Extracted data entries
------------------------------------
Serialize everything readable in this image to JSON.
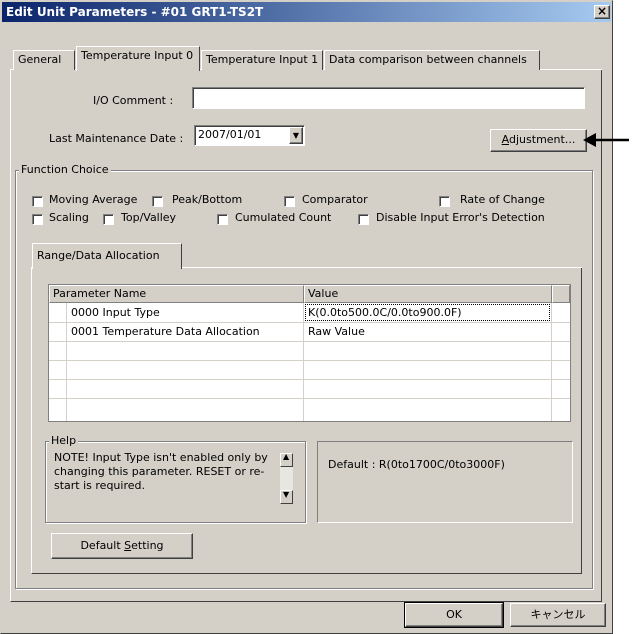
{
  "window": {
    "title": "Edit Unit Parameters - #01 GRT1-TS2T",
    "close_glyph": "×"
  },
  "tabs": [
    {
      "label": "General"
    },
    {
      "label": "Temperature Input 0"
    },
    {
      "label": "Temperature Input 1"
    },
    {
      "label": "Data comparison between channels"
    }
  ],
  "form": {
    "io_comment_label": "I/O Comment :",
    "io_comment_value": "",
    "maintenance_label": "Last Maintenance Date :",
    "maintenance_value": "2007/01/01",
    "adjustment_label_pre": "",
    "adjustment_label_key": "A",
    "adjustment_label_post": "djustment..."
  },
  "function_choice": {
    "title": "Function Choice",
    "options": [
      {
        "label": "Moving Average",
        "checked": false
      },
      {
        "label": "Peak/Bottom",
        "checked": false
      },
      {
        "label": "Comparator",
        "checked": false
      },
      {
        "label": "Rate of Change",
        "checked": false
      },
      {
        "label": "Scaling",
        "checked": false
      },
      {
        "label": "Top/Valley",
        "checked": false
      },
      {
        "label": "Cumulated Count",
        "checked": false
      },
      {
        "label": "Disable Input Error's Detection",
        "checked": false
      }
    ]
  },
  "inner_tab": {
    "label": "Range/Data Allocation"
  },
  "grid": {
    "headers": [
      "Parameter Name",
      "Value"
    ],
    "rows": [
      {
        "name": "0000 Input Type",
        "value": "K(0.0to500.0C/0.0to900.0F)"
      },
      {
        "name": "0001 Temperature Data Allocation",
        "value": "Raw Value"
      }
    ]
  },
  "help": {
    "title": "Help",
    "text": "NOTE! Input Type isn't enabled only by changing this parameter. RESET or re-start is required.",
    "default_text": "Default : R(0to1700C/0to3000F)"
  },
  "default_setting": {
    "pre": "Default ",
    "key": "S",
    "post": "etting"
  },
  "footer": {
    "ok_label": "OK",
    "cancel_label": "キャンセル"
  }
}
------------------------------------
* _Task objective_
Your answer should be a single number: the count of lines that contain "Type".

* _Exercise response_
2